> _What to do_: Scan the records for the line containing "OCR this image."; extract it and all later lines, verbatim, through the end, and nothing before it.

> _Available records_:
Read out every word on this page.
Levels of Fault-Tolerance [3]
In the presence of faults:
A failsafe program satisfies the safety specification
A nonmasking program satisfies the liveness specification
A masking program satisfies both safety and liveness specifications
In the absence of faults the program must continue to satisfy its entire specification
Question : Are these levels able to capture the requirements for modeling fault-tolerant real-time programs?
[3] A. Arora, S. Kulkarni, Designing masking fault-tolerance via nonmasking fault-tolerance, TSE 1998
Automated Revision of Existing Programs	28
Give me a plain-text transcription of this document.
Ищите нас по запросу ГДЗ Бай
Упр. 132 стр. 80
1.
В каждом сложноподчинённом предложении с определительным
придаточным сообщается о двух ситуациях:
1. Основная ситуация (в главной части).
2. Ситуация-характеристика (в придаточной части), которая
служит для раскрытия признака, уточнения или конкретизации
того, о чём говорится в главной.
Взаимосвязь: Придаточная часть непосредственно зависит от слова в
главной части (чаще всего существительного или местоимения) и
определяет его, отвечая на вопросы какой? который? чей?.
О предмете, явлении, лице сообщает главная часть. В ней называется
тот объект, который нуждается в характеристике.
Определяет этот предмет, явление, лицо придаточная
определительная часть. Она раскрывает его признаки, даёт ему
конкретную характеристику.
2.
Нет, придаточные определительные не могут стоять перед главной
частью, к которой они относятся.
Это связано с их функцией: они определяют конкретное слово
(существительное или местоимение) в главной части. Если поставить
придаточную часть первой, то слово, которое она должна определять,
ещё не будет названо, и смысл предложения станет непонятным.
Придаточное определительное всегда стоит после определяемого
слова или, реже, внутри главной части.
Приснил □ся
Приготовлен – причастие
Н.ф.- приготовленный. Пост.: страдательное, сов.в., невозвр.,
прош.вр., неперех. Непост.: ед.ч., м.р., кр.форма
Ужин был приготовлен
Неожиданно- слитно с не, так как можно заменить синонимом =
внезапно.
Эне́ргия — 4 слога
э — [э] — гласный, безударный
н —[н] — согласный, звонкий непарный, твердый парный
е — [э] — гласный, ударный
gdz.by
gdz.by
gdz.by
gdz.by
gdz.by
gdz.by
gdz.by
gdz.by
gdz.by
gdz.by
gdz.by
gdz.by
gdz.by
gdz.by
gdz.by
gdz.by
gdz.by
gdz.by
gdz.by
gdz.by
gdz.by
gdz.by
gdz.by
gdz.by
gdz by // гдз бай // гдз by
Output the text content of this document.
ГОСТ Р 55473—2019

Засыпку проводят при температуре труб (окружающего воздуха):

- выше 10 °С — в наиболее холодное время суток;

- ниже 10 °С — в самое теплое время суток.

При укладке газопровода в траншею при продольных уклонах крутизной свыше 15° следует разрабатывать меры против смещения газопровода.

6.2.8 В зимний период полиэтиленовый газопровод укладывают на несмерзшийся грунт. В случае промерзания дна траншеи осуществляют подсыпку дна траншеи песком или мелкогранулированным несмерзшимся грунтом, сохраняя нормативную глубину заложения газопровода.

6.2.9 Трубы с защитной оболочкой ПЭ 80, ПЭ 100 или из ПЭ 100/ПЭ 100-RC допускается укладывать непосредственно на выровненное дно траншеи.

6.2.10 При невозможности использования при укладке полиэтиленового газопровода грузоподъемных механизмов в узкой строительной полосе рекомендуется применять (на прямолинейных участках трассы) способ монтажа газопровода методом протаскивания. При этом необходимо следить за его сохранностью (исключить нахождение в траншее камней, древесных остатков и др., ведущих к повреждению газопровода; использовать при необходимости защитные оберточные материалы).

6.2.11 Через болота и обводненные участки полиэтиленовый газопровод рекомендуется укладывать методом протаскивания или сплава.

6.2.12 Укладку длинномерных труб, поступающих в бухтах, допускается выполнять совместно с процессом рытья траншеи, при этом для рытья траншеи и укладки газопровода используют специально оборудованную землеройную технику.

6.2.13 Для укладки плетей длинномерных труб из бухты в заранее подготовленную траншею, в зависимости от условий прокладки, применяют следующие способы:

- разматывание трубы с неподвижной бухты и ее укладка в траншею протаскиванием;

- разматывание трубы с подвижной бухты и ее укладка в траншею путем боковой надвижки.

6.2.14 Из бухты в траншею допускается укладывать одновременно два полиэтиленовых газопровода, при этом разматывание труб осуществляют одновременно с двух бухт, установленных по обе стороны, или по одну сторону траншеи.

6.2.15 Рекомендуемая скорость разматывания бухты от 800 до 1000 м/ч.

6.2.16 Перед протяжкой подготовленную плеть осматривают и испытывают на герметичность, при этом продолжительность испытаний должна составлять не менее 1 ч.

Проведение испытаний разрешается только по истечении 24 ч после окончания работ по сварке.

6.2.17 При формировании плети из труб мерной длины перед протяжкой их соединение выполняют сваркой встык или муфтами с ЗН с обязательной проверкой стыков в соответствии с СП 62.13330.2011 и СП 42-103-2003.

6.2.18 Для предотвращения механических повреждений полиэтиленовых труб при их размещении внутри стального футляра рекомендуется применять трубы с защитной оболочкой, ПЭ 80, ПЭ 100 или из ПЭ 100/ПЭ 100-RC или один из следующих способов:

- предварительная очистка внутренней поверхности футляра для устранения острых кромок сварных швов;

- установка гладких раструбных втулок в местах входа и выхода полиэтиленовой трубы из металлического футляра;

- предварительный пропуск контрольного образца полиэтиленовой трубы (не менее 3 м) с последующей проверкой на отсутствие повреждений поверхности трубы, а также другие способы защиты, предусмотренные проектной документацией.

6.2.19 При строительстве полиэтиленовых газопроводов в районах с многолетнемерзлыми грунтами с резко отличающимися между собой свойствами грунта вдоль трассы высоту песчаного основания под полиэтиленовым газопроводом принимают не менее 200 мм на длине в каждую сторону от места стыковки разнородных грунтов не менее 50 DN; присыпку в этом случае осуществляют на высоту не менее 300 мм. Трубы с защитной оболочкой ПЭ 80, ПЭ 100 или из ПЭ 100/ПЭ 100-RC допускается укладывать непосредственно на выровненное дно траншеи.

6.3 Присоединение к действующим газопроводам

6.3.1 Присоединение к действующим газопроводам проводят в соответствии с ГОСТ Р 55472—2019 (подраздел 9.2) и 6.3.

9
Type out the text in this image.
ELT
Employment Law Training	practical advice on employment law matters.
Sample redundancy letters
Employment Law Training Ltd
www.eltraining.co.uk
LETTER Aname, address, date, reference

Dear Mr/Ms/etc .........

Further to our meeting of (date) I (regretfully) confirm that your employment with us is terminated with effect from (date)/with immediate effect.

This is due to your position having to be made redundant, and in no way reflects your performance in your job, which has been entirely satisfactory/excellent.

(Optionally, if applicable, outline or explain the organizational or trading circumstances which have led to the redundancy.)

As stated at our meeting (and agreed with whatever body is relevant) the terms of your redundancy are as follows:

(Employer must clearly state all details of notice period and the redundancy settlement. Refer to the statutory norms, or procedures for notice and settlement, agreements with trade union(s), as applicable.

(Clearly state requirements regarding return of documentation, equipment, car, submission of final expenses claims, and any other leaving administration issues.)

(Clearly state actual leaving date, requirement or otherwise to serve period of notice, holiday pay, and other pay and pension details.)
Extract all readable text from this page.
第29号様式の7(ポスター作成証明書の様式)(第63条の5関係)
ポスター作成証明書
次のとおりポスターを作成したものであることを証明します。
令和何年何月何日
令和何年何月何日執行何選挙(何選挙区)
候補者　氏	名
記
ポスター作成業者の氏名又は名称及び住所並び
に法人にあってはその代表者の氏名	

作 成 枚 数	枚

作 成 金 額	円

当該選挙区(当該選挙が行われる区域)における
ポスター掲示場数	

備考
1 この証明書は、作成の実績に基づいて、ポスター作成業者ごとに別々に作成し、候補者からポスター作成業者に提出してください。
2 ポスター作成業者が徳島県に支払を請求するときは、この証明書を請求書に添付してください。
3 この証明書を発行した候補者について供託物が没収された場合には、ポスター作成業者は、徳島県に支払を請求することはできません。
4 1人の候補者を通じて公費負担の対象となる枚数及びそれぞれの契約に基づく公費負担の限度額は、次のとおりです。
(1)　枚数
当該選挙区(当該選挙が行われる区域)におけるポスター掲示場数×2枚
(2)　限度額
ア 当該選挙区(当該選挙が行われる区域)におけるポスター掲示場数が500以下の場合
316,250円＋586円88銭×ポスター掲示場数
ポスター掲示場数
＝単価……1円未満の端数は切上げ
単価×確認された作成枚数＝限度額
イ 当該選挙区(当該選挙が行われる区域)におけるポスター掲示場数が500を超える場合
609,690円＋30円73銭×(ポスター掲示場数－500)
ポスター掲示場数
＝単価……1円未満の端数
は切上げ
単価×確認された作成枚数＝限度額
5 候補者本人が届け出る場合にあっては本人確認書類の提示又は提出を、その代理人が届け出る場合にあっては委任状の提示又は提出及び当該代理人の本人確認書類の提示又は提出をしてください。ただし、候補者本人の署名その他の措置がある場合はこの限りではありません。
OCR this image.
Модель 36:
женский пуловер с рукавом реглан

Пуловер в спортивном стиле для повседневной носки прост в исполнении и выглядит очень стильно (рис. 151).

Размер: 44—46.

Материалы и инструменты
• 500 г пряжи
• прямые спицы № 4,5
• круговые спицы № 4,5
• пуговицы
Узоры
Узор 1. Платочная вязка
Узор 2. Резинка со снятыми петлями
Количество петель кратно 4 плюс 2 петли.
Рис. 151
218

> _Result of this exercise_:
OCR this image.
Модель 36:
женский пуловер с рукавом реглан

Пуловер в спортивном стиле для повседневной носки прост в исполнении и выглядит очень стильно (рис. 151).

Размер: 44—46.

Материалы и инструменты
• 500 г пряжи
• прямые спицы № 4,5
• круговые спицы № 4,5
• пуговицы
Узоры
Узор 1. Платочная вязка
Узор 2. Резинка со снятыми петлями
Количество петель кратно 4 плюс 2 петли.
Рис. 151
218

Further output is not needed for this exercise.